What is needed ▸ Pick out the lines below that include the string "SURVEY".

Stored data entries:

* * * *

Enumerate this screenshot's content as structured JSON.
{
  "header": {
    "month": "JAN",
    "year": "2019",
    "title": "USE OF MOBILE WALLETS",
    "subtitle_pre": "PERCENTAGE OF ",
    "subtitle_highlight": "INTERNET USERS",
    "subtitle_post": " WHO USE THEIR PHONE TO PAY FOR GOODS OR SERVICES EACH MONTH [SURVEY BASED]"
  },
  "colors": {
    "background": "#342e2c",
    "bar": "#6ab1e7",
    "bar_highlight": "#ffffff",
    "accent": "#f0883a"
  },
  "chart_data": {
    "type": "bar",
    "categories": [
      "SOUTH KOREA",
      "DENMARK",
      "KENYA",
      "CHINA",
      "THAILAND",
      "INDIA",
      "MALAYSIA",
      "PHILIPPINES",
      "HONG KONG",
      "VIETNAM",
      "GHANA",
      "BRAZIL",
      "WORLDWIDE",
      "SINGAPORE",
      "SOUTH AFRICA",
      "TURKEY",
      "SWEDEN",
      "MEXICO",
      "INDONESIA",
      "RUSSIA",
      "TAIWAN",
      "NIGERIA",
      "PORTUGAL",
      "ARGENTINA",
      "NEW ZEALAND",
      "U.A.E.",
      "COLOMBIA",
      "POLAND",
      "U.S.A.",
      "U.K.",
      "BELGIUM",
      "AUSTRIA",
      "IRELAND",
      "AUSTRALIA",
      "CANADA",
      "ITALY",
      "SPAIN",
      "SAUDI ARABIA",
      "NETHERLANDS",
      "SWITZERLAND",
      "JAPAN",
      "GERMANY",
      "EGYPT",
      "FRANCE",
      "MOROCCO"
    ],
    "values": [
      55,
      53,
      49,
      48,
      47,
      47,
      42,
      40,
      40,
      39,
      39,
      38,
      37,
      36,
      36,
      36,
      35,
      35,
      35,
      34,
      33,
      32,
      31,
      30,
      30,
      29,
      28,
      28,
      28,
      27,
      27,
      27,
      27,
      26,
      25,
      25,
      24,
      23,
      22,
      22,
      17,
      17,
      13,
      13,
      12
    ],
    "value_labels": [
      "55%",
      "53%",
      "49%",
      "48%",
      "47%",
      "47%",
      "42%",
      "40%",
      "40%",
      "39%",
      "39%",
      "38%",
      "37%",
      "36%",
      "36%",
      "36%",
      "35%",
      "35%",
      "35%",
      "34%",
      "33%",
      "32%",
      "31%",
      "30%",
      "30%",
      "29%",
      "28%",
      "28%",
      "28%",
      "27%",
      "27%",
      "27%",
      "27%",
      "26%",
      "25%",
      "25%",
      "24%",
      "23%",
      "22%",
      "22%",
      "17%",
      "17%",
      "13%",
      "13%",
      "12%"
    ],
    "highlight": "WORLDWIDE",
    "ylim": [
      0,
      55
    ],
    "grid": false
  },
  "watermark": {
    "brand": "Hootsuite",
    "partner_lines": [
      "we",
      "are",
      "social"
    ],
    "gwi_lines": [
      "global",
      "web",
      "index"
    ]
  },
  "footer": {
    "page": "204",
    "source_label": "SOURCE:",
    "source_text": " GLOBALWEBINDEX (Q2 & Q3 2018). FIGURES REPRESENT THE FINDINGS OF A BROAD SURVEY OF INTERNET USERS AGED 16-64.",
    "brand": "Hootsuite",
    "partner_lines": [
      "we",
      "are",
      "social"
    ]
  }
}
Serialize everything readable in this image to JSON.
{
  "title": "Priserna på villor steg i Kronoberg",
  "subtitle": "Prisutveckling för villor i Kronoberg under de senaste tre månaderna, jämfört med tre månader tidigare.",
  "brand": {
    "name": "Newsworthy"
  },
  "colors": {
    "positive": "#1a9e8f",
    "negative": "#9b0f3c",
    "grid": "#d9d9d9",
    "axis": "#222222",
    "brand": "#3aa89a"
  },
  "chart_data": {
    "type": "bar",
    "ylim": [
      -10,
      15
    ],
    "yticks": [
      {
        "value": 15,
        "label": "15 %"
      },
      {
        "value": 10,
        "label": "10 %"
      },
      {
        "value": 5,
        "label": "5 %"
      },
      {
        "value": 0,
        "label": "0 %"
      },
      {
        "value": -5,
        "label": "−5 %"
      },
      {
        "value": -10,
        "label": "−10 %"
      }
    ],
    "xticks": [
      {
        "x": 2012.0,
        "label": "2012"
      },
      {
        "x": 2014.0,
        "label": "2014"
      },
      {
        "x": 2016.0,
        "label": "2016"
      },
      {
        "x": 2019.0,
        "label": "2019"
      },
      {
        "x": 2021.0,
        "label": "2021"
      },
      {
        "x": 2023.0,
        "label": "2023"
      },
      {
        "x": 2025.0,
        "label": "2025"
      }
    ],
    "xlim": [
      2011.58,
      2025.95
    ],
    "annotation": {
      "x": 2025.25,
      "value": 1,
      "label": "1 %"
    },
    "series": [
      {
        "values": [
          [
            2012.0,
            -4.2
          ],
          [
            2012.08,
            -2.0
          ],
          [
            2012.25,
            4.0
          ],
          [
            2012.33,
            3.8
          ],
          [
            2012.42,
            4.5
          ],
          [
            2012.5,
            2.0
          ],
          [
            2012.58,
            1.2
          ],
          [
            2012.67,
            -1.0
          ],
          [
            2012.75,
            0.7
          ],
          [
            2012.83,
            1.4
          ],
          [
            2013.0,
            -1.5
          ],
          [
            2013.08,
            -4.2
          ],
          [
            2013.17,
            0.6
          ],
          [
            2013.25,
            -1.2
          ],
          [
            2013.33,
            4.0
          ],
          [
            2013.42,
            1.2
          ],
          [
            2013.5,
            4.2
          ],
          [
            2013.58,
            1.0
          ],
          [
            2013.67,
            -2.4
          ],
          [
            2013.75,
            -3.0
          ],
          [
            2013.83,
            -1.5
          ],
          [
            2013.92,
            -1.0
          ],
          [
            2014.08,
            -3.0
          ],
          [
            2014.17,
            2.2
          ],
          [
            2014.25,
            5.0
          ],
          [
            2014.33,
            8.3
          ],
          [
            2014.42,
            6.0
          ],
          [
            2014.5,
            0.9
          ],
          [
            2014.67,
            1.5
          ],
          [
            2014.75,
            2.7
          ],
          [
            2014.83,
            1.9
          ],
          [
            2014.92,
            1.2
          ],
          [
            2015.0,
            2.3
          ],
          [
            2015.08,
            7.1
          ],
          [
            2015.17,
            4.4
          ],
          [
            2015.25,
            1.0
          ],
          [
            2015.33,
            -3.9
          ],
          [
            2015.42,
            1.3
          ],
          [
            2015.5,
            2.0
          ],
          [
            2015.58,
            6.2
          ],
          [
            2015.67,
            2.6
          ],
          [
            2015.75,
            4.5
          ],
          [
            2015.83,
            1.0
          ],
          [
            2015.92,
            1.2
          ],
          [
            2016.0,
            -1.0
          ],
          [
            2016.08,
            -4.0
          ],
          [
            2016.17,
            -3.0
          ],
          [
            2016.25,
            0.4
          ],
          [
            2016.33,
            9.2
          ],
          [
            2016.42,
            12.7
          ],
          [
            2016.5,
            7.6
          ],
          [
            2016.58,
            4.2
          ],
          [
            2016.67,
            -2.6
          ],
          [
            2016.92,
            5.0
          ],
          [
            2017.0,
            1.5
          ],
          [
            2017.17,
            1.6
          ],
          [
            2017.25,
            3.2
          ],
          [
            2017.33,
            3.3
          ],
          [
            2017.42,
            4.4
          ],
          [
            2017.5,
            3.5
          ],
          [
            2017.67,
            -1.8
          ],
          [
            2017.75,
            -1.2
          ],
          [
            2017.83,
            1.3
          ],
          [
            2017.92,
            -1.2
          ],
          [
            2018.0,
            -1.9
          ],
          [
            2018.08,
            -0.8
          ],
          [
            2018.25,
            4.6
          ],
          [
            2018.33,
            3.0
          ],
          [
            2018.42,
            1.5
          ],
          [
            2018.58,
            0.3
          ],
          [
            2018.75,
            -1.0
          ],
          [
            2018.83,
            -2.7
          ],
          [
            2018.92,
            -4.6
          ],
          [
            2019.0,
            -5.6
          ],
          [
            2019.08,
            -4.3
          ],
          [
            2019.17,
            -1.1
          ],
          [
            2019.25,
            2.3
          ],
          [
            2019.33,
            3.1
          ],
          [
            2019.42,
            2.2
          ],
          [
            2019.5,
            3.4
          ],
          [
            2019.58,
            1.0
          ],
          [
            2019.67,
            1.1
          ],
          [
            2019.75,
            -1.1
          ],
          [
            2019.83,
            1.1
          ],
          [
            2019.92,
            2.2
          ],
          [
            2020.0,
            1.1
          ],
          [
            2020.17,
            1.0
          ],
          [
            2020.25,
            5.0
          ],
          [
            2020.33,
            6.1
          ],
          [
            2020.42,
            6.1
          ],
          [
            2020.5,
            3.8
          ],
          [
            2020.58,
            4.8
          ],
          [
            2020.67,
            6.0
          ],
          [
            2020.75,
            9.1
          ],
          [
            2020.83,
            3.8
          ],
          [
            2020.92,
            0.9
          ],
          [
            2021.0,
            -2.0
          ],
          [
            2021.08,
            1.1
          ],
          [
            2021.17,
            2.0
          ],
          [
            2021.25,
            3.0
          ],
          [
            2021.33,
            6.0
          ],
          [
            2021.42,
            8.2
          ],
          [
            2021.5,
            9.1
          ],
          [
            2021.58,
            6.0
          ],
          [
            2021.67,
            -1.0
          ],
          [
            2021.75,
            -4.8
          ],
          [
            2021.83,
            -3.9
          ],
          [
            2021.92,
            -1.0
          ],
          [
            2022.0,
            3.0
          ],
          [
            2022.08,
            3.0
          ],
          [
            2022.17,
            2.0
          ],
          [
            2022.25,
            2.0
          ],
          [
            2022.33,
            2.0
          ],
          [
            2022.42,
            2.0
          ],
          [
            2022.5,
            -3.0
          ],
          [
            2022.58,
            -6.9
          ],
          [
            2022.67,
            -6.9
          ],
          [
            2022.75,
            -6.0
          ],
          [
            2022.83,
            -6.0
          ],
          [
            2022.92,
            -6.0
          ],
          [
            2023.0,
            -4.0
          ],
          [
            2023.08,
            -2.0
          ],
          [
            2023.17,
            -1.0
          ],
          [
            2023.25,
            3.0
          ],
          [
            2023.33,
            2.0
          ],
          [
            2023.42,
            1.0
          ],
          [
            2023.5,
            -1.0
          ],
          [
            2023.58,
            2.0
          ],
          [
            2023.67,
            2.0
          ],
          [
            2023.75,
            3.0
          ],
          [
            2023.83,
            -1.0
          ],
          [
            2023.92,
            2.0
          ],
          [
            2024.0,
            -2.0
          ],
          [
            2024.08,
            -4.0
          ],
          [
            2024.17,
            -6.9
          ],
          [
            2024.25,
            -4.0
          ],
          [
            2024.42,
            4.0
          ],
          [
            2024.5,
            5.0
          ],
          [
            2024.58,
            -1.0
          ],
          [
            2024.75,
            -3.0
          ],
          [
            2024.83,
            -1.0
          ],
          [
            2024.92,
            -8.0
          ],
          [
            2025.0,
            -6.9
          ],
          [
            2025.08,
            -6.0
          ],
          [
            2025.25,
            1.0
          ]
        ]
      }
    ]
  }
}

* * * *

Result ▸
    "subtitle_post": " WHO USE THEIR PHONE TO PAY FOR GOODS OR SERVICES EACH MONTH [SURVEY BASED]"
    "source_text": " GLOBALWEBINDEX (Q2 & Q3 2018). FIGURES REPRESENT THE FINDINGS OF A BROAD SURVEY OF INTERNET USERS AGED 16-64.",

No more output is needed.